_Goal of the exercise_
Every record must be repeated exactly; omit any pictures they contain.
—————
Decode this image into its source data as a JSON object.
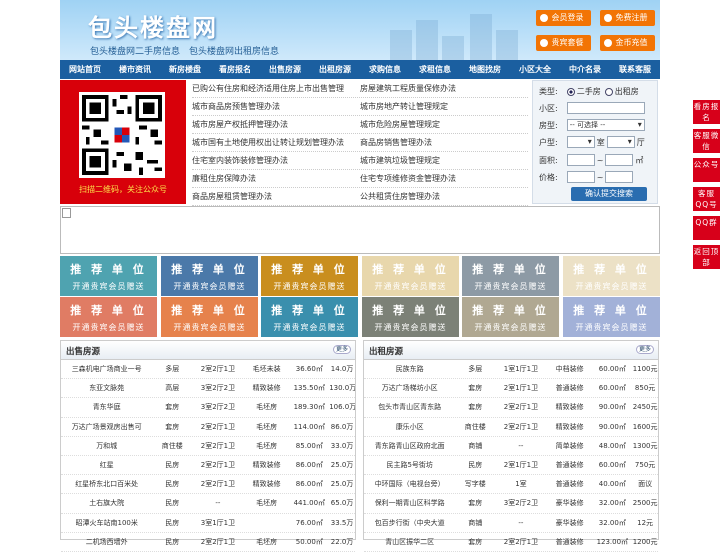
{
  "header": {
    "title": "包头楼盘网",
    "subtitle": "包头楼盘网二手房信息　包头楼盘网出租房信息",
    "buttons": [
      {
        "label": "会员登录"
      },
      {
        "label": "免费注册"
      },
      {
        "label": "贵宾套餐"
      },
      {
        "label": "金币充值"
      }
    ]
  },
  "nav": [
    "网站首页",
    "楼市资讯",
    "新房楼盘",
    "看房报名",
    "出售房源",
    "出租房源",
    "求购信息",
    "求租信息",
    "地图找房",
    "小区大全",
    "中介名录",
    "联系客服"
  ],
  "qr": {
    "caption": "扫描二维码，关注公众号"
  },
  "links": [
    [
      "已购公有住房和经济适用住房上市出售管理",
      "房屋建筑工程质量保修办法"
    ],
    [
      "城市商品房预售管理办法",
      "城市房地产转让管理规定"
    ],
    [
      "城市房屋产权抵押管理办法",
      "城市危险房屋管理规定"
    ],
    [
      "城市国有土地使用权出让转让规划管理办法",
      "商品房销售管理办法"
    ],
    [
      "住宅室内装饰装修管理办法",
      "城市建筑垃圾管理规定"
    ],
    [
      "廉租住房保障办法",
      "住宅专项维修资金管理办法"
    ],
    [
      "商品房屋租赁管理办法",
      "公共租赁住房管理办法"
    ]
  ],
  "search": {
    "type_label": "类型:",
    "type_options": [
      "二手房",
      "出租房"
    ],
    "community_label": "小区:",
    "housetype_label": "房型:",
    "housetype_value": "-- 可选择 --",
    "layout_label": "户型:",
    "unit_room": "室",
    "unit_hall": "厅",
    "area_label": "面积:",
    "area_unit": "㎡",
    "price_label": "价格:",
    "range_sep": "~",
    "submit": "确认提交搜索"
  },
  "recommend": {
    "title": "推 荐 单 位",
    "sub": "开通贵宾会员赠送",
    "colors": [
      "#4fa3b0",
      "#4b79a9",
      "#c98e1e",
      "#e8d7ac",
      "#8d9aa5",
      "#ece1c6",
      "#e07c64",
      "#e6824c",
      "#3a8fad",
      "#7c8177",
      "#b0a892",
      "#a2b1d8"
    ]
  },
  "sale": {
    "title": "出售房源",
    "more": "更多",
    "rows": [
      [
        "三森机电广场商业一号",
        "多层",
        "2室2厅1卫",
        "毛坯未装",
        "36.60㎡",
        "14.0万"
      ],
      [
        "东亚文脉苑",
        "高层",
        "3室2厅2卫",
        "精致装修",
        "135.50㎡",
        "130.0万"
      ],
      [
        "青东华庭",
        "套房",
        "3室2厅2卫",
        "毛坯房",
        "189.30㎡",
        "106.0万"
      ],
      [
        "万达广场景观房出售可",
        "套房",
        "2室2厅1卫",
        "毛坯房",
        "114.00㎡",
        "86.0万"
      ],
      [
        "万和城",
        "商住楼",
        "2室2厅1卫",
        "毛坯房",
        "85.00㎡",
        "33.0万"
      ],
      [
        "红星",
        "民房",
        "2室2厅1卫",
        "精致装修",
        "86.00㎡",
        "25.0万"
      ],
      [
        "红星桥东北口百米处",
        "民房",
        "2室2厅1卫",
        "精致装修",
        "86.00㎡",
        "25.0万"
      ],
      [
        "土右旗大院",
        "民房",
        "--",
        "毛坯房",
        "441.00㎡",
        "65.0万"
      ],
      [
        "昭潭火车站南100米",
        "民房",
        "3室1厅1卫",
        "",
        "76.00㎡",
        "33.5万"
      ],
      [
        "二机场西墙外",
        "民房",
        "2室2厅1卫",
        "毛坯房",
        "50.00㎡",
        "22.0万"
      ]
    ]
  },
  "rent": {
    "title": "出租房源",
    "more": "更多",
    "rows": [
      [
        "民族东路",
        "多层",
        "1室1厅1卫",
        "中档装修",
        "60.00㎡",
        "1100元"
      ],
      [
        "万达广场梯坊小区",
        "套房",
        "2室1厅1卫",
        "普通装修",
        "60.00㎡",
        "850元"
      ],
      [
        "包头市青山区青东路",
        "套房",
        "2室2厅1卫",
        "精致装修",
        "90.00㎡",
        "2450元"
      ],
      [
        "康乐小区",
        "商住楼",
        "2室2厅1卫",
        "精致装修",
        "90.00㎡",
        "1600元"
      ],
      [
        "青东路青山区政府北面",
        "商铺",
        "--",
        "简单装修",
        "48.00㎡",
        "1300元"
      ],
      [
        "民主路5号街坊",
        "民房",
        "2室1厅1卫",
        "普通装修",
        "60.00㎡",
        "750元"
      ],
      [
        "中环国际（电视台旁）",
        "写字楼",
        "1室",
        "普通装修",
        "40.00㎡",
        "面议"
      ],
      [
        "保利一期青山区科学路",
        "套房",
        "3室2厅2卫",
        "豪华装修",
        "32.00㎡",
        "2500元"
      ],
      [
        "包百步行街（中央大道",
        "商铺",
        "--",
        "豪华装修",
        "32.00㎡",
        "12元"
      ],
      [
        "青山区振华二区",
        "套房",
        "2室2厅1卫",
        "普通装修",
        "123.00㎡",
        "1200元"
      ]
    ]
  },
  "side": [
    "看房报名",
    "客服微信",
    "公众号",
    "客服QQ号",
    "QQ群",
    "返回顶部"
  ]
}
—————
_Task response_
Decode this image into its source data as a JSON object.
{
  "header": {
    "title": "包头楼盘网",
    "subtitle": "包头楼盘网二手房信息　包头楼盘网出租房信息",
    "buttons": [
      {
        "label": "会员登录"
      },
      {
        "label": "免费注册"
      },
      {
        "label": "贵宾套餐"
      },
      {
        "label": "金币充值"
      }
    ]
  },
  "nav": [
    "网站首页",
    "楼市资讯",
    "新房楼盘",
    "看房报名",
    "出售房源",
    "出租房源",
    "求购信息",
    "求租信息",
    "地图找房",
    "小区大全",
    "中介名录",
    "联系客服"
  ],
  "qr": {
    "caption": "扫描二维码，关注公众号"
  },
  "links": [
    [
      "已购公有住房和经济适用住房上市出售管理",
      "房屋建筑工程质量保修办法"
    ],
    [
      "城市商品房预售管理办法",
      "城市房地产转让管理规定"
    ],
    [
      "城市房屋产权抵押管理办法",
      "城市危险房屋管理规定"
    ],
    [
      "城市国有土地使用权出让转让规划管理办法",
      "商品房销售管理办法"
    ],
    [
      "住宅室内装饰装修管理办法",
      "城市建筑垃圾管理规定"
    ],
    [
      "廉租住房保障办法",
      "住宅专项维修资金管理办法"
    ],
    [
      "商品房屋租赁管理办法",
      "公共租赁住房管理办法"
    ]
  ],
  "search": {
    "type_label": "类型:",
    "type_options": [
      "二手房",
      "出租房"
    ],
    "community_label": "小区:",
    "housetype_label": "房型:",
    "housetype_value": "-- 可选择 --",
    "layout_label": "户型:",
    "unit_room": "室",
    "unit_hall": "厅",
    "area_label": "面积:",
    "area_unit": "㎡",
    "price_label": "价格:",
    "range_sep": "~",
    "submit": "确认提交搜索"
  },
  "recommend": {
    "title": "推 荐 单 位",
    "sub": "开通贵宾会员赠送",
    "colors": [
      "#4fa3b0",
      "#4b79a9",
      "#c98e1e",
      "#e8d7ac",
      "#8d9aa5",
      "#ece1c6",
      "#e07c64",
      "#e6824c",
      "#3a8fad",
      "#7c8177",
      "#b0a892",
      "#a2b1d8"
    ]
  },
  "sale": {
    "title": "出售房源",
    "more": "更多",
    "rows": [
      [
        "三森机电广场商业一号",
        "多层",
        "2室2厅1卫",
        "毛坯未装",
        "36.60㎡",
        "14.0万"
      ],
      [
        "东亚文脉苑",
        "高层",
        "3室2厅2卫",
        "精致装修",
        "135.50㎡",
        "130.0万"
      ],
      [
        "青东华庭",
        "套房",
        "3室2厅2卫",
        "毛坯房",
        "189.30㎡",
        "106.0万"
      ],
      [
        "万达广场景观房出售可",
        "套房",
        "2室2厅1卫",
        "毛坯房",
        "114.00㎡",
        "86.0万"
      ],
      [
        "万和城",
        "商住楼",
        "2室2厅1卫",
        "毛坯房",
        "85.00㎡",
        "33.0万"
      ],
      [
        "红星",
        "民房",
        "2室2厅1卫",
        "精致装修",
        "86.00㎡",
        "25.0万"
      ],
      [
        "红星桥东北口百米处",
        "民房",
        "2室2厅1卫",
        "精致装修",
        "86.00㎡",
        "25.0万"
      ],
      [
        "土右旗大院",
        "民房",
        "--",
        "毛坯房",
        "441.00㎡",
        "65.0万"
      ],
      [
        "昭潭火车站南100米",
        "民房",
        "3室1厅1卫",
        "",
        "76.00㎡",
        "33.5万"
      ],
      [
        "二机场西墙外",
        "民房",
        "2室2厅1卫",
        "毛坯房",
        "50.00㎡",
        "22.0万"
      ]
    ]
  },
  "rent": {
    "title": "出租房源",
    "more": "更多",
    "rows": [
      [
        "民族东路",
        "多层",
        "1室1厅1卫",
        "中档装修",
        "60.00㎡",
        "1100元"
      ],
      [
        "万达广场梯坊小区",
        "套房",
        "2室1厅1卫",
        "普通装修",
        "60.00㎡",
        "850元"
      ],
      [
        "包头市青山区青东路",
        "套房",
        "2室2厅1卫",
        "精致装修",
        "90.00㎡",
        "2450元"
      ],
      [
        "康乐小区",
        "商住楼",
        "2室2厅1卫",
        "精致装修",
        "90.00㎡",
        "1600元"
      ],
      [
        "青东路青山区政府北面",
        "商铺",
        "--",
        "简单装修",
        "48.00㎡",
        "1300元"
      ],
      [
        "民主路5号街坊",
        "民房",
        "2室1厅1卫",
        "普通装修",
        "60.00㎡",
        "750元"
      ],
      [
        "中环国际（电视台旁）",
        "写字楼",
        "1室",
        "普通装修",
        "40.00㎡",
        "面议"
      ],
      [
        "保利一期青山区科学路",
        "套房",
        "3室2厅2卫",
        "豪华装修",
        "32.00㎡",
        "2500元"
      ],
      [
        "包百步行街（中央大道",
        "商铺",
        "--",
        "豪华装修",
        "32.00㎡",
        "12元"
      ],
      [
        "青山区振华二区",
        "套房",
        "2室2厅1卫",
        "普通装修",
        "123.00㎡",
        "1200元"
      ]
    ]
  },
  "side": [
    "看房报名",
    "客服微信",
    "公众号",
    "客服QQ号",
    "QQ群",
    "返回顶部"
  ]
}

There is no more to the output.